---------- RECORDS PROVIDED ----------

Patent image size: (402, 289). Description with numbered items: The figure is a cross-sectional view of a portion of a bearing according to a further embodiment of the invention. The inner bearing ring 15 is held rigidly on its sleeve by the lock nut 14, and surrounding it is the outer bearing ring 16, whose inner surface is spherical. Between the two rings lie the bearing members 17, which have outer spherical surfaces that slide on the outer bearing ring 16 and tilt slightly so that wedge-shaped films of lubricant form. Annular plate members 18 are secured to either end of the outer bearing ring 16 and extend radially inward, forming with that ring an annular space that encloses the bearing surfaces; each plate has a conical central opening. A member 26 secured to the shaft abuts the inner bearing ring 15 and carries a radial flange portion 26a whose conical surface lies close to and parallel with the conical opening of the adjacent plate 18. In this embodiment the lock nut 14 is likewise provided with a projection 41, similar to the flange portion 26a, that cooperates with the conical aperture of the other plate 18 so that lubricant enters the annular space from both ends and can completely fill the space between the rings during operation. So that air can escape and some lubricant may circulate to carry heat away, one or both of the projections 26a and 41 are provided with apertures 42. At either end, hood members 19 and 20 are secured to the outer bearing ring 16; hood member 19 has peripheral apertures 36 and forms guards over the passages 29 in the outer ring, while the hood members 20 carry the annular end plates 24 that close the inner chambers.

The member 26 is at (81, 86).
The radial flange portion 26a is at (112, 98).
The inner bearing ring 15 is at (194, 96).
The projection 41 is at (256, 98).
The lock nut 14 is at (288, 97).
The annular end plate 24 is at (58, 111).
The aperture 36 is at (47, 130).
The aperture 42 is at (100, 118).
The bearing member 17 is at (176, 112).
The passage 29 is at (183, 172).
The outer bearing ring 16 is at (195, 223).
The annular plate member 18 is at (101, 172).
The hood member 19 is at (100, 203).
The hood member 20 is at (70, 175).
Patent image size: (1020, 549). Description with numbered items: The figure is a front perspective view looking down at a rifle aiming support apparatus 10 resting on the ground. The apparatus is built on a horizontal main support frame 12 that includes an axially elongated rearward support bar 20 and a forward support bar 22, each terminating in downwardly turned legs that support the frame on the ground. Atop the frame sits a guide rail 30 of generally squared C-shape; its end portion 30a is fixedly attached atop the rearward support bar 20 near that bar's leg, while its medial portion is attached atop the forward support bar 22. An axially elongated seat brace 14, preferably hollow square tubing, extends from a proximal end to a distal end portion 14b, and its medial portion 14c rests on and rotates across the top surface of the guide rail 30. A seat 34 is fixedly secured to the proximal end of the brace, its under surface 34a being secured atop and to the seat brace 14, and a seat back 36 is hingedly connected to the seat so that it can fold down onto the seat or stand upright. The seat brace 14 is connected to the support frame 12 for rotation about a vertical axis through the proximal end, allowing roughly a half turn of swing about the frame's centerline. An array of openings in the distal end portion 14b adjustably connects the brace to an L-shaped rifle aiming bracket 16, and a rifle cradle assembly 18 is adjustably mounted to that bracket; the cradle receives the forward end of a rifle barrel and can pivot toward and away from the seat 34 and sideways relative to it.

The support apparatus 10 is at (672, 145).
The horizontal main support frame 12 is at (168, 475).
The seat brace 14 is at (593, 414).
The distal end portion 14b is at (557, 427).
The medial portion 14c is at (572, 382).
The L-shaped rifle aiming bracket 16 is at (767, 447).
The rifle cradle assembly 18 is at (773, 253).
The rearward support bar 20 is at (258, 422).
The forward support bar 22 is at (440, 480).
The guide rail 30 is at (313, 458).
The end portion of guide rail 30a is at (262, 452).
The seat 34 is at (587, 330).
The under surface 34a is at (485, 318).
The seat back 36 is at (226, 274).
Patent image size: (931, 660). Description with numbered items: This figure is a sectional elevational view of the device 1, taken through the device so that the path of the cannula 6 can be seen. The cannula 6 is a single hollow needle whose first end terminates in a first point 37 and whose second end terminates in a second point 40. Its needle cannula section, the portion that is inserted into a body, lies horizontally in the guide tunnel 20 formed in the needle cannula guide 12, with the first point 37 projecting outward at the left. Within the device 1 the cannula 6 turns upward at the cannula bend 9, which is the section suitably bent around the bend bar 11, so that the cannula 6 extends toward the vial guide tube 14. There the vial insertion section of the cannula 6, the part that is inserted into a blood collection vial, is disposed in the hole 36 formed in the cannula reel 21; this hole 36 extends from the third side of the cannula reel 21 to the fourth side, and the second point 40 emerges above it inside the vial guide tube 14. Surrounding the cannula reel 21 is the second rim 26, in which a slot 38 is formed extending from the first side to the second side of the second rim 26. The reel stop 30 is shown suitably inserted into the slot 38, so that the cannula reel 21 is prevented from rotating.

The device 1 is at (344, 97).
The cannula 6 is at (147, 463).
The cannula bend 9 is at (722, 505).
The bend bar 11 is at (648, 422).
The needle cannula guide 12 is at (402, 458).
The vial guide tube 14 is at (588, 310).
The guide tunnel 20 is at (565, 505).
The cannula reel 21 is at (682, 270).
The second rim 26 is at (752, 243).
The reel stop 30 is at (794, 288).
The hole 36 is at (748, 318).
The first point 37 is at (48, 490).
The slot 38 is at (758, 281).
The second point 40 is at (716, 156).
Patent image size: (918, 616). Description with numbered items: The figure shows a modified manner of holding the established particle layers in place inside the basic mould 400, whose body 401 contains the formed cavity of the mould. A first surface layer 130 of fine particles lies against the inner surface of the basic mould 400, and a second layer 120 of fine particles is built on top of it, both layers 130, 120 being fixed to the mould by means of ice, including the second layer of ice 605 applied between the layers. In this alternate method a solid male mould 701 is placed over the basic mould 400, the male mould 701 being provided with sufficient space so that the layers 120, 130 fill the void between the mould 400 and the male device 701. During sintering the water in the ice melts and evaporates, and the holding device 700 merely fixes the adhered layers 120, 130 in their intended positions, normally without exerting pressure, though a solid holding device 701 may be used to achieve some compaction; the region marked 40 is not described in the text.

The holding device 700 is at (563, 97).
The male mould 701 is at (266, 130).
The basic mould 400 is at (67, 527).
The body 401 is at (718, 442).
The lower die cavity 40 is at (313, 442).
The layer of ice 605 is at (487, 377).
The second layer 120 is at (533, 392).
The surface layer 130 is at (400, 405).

----------

_EXERCISE BRIEF_.
List each line of the records above that contains the word "brace".

_TASK SOLUTION_.
Patent image size: (1020, 549). Description with numbered items: The figure is a front perspective view looking down at a rifle aiming support apparatus 10 resting on the ground. The apparatus is built on a horizontal main support frame 12 that includes an axially elongated rearward support bar 20 and a forward support bar 22, each terminating in downwardly turned legs that support the frame on the ground. Atop the frame sits a guide rail 30 of generally squared C-shape; its end portion 30a is fixedly attached atop the rearward support bar 20 near that bar's leg, while its medial portion is attached atop the forward support bar 22. An axially elongated seat brace 14, preferably hollow square tubing, extends from a proximal end to a distal end portion 14b, and its medial portion 14c rests on and rotates across the top surface of the guide rail 30. A seat 34 is fixedly secured to the proximal end of the brace, its under surface 34a being secured atop and to the seat brace 14, and a seat back 36 is hingedly connected to the seat so that it can fold down onto the seat or stand upright. The seat brace 14 is connected to the support frame 12 for rotation about a vertical axis through the proximal end, allowing roughly a half turn of swing about the frame's centerline. An array of openings in the distal end portion 14b adjustably connects the brace to an L-shaped rifle aiming bracket 16, and a rifle cradle assembly 18 is adjustably mounted to that bracket; the cradle receives the forward end of a rifle barrel and can pivot toward and away from the seat 34 and sideways relative to it.
The seat brace 14 is at (593, 414).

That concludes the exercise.